The state's four Roman Catholic bishops asked the legislators not to change the law, as did the Massachusetts Family Institute (MFI). Advocates of repeal made a variety of arguments. Referencing the statute's origins, one senator said: "This is a very simple law, contrived in shame, and it exists in shame, and we ought to wipe it off the books". Another said that "People have become resigned to the fact that all the chaos that was predicted in 2004—the sky was going to fall, it would be catastrophic—it never happened." Others cited the economic advantages of hosting out-of-state weddings, especially those of New Yorkers whose marriages would likely be recognized by that state. On July 15, 2008, the Massachusetts State Senate voted to repeal the 1913 law on a unanimous voice vote.

▶ [WORK INSTRUCTION] Update the excerpt on the Massachusetts repeal vote, starting with "The state's four" and going on through "unanimous voice vote.", so that "financial benefits" takes the place of "economic advantages".

▶ [Stored data entries]

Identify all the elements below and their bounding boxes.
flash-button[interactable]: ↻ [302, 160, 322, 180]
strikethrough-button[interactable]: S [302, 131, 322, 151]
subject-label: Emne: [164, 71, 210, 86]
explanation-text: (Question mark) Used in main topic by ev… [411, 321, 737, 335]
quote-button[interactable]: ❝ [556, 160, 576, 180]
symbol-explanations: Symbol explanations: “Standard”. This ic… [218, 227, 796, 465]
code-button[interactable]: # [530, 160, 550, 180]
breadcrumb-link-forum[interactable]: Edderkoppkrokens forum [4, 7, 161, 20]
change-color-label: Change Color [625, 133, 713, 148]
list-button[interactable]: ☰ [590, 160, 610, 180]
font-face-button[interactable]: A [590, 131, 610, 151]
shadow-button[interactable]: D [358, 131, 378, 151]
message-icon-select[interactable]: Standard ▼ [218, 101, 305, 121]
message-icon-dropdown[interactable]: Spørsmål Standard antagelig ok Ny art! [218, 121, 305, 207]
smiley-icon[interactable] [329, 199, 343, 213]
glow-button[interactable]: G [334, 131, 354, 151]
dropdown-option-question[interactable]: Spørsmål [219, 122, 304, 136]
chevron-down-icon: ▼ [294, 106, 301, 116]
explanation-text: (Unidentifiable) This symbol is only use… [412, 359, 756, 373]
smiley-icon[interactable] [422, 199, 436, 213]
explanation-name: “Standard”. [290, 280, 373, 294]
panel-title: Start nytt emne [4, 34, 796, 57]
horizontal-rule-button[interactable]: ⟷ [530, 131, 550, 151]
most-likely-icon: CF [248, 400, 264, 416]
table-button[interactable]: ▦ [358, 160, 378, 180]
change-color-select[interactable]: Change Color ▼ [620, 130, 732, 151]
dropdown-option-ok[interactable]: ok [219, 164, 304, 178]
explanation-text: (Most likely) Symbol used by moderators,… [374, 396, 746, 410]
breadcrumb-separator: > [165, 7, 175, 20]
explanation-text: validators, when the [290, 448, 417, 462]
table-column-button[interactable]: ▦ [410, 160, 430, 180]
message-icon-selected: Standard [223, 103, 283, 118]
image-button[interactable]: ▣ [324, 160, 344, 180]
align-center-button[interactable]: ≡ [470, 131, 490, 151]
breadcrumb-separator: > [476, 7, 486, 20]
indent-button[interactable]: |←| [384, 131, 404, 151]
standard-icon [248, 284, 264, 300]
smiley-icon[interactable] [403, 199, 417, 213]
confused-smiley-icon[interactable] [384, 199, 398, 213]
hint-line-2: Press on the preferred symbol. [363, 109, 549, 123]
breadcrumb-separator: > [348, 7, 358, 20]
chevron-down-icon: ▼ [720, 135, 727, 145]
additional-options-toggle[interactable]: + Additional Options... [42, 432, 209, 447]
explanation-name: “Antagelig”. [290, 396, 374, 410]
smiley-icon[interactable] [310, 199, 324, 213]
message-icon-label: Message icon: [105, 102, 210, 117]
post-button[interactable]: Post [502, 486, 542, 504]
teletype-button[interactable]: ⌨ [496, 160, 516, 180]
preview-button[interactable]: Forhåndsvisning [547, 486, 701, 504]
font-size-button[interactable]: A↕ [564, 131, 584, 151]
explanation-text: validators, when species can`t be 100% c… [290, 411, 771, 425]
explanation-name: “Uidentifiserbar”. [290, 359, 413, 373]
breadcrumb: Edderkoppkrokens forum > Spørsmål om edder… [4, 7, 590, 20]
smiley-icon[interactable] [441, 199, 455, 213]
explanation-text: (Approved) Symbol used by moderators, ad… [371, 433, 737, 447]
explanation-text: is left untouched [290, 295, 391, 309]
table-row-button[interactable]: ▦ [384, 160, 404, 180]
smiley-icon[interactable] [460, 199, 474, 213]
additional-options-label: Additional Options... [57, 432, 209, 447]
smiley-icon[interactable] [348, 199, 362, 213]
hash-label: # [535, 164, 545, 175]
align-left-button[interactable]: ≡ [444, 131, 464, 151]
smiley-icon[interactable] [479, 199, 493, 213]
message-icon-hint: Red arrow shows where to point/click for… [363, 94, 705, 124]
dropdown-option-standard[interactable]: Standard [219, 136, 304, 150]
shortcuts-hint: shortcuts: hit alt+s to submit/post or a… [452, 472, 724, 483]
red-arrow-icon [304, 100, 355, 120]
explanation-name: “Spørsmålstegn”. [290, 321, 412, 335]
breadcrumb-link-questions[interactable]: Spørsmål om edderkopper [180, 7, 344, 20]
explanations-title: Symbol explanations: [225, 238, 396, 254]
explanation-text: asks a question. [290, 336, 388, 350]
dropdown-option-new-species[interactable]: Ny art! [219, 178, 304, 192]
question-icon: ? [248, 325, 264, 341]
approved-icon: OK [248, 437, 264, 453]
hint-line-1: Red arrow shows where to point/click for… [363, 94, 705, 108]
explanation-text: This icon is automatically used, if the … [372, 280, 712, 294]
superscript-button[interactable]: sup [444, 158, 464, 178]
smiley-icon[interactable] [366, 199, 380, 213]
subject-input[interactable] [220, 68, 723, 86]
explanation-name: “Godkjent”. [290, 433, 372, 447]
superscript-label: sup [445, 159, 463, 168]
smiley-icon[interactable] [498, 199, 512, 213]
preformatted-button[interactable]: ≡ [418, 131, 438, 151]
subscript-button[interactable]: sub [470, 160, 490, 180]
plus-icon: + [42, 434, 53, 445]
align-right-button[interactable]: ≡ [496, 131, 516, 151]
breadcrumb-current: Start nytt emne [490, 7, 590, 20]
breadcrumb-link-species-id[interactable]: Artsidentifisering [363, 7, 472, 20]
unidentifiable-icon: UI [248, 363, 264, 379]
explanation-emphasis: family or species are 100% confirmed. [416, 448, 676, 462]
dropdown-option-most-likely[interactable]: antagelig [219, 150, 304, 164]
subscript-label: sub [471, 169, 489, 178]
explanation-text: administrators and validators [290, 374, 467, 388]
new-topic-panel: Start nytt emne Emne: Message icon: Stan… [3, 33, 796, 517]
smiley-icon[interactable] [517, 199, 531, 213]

▶ [EXPECTED ANSWER]
The state's four Roman Catholic bishops asked the legislators not to change the law, as did the Massachusetts Family Institute (MFI). Advocates of repeal made a variety of arguments. Referencing the statute's origins, one senator said: "This is a very simple law, contrived in shame, and it exists in shame, and we ought to wipe it off the books". Another said that "People have become resigned to the fact that all the chaos that was predicted in 2004—the sky was going to fall, it would be catastrophic—it never happened." Others cited the financial benefits of hosting out-of-state weddings, especially those of New Yorkers whose marriages would likely be recognized by that state. On July 15, 2008, the Massachusetts State Senate voted to repeal the 1913 law on a unanimous voice vote.